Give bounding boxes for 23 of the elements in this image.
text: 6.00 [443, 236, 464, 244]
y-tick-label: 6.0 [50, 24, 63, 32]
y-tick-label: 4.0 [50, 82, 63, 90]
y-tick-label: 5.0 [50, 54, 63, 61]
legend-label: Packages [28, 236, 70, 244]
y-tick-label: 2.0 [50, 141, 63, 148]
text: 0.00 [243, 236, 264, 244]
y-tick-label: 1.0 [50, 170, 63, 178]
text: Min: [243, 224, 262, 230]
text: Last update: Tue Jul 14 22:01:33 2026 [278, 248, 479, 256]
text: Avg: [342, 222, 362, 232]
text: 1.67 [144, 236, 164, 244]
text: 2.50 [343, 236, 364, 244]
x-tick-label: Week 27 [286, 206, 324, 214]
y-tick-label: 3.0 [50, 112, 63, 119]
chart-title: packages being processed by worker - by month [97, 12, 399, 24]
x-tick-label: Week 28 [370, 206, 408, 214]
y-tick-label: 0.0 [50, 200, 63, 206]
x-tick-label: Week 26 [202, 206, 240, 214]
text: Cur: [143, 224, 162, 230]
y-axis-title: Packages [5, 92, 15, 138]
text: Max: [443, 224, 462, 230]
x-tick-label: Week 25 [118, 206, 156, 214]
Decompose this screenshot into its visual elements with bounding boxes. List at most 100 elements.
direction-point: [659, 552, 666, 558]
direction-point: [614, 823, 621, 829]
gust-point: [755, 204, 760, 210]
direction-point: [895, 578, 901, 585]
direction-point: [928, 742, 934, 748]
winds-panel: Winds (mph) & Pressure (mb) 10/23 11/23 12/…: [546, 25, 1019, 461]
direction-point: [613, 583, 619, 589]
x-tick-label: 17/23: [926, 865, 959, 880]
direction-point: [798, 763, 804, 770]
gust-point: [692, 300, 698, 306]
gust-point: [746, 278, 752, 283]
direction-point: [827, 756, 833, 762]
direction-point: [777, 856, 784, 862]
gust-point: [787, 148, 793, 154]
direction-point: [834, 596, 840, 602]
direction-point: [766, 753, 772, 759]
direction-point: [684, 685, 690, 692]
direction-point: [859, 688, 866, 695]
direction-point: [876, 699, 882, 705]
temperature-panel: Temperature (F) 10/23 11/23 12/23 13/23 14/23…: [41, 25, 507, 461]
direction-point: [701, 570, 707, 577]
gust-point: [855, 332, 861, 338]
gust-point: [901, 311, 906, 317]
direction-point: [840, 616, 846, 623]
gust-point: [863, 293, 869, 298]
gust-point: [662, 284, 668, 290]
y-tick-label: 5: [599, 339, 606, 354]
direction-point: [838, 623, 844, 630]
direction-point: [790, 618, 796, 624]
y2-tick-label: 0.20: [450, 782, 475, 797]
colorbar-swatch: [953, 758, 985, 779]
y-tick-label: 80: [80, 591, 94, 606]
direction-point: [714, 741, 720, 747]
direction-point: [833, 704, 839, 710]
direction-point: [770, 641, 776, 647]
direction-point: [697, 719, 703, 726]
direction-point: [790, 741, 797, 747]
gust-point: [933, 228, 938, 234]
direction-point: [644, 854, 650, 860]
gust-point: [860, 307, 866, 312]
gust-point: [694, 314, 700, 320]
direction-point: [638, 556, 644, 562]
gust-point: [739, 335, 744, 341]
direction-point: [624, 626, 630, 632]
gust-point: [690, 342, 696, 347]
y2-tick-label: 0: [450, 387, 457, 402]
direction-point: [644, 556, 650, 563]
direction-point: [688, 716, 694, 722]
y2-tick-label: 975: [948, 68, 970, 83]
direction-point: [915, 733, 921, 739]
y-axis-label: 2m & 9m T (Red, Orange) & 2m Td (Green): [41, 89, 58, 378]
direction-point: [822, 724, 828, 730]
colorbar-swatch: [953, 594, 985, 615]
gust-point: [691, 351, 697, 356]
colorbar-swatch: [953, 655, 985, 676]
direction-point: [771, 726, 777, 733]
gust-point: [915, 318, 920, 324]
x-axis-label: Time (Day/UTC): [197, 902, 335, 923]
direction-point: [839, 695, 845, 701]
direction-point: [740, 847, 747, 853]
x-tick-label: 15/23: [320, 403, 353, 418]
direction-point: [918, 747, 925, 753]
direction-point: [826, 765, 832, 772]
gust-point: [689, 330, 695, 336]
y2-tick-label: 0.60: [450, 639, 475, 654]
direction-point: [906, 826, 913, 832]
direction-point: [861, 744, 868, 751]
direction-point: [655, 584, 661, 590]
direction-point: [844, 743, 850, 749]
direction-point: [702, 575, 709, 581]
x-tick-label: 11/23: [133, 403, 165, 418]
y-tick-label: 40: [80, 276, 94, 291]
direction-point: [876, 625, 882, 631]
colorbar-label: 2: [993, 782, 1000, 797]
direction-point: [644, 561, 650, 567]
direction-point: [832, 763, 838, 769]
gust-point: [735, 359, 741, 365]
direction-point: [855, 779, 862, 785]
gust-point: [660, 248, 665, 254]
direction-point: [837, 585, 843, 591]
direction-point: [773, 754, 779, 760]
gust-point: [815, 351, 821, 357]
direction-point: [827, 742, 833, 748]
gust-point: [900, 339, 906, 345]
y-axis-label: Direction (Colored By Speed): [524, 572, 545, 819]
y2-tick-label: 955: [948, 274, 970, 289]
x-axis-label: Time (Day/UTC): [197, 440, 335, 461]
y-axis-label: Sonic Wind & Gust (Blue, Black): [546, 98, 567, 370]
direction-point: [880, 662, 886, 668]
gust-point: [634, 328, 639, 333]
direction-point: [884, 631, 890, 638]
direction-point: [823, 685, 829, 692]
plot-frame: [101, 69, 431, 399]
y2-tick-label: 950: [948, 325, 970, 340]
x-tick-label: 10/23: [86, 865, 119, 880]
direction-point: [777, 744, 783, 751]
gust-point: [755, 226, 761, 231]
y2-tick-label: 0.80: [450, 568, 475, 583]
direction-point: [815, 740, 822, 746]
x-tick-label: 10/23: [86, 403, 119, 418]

Written exercise: Change "legend-label" to "legend-entry" in the stretch from the start of the material through the line containing "y-tick-label: 1.0 [50, 170, 63, 178]", and return those lines with nothing else altered.

Reply:
Give bounding boxes for 23 of the elements in this image.
text: 6.00 [443, 236, 464, 244]
y-tick-label: 6.0 [50, 24, 63, 32]
y-tick-label: 4.0 [50, 82, 63, 90]
y-tick-label: 5.0 [50, 54, 63, 61]
legend-entry: Packages [28, 236, 70, 244]
y-tick-label: 2.0 [50, 141, 63, 148]
text: 0.00 [243, 236, 264, 244]
y-tick-label: 1.0 [50, 170, 63, 178]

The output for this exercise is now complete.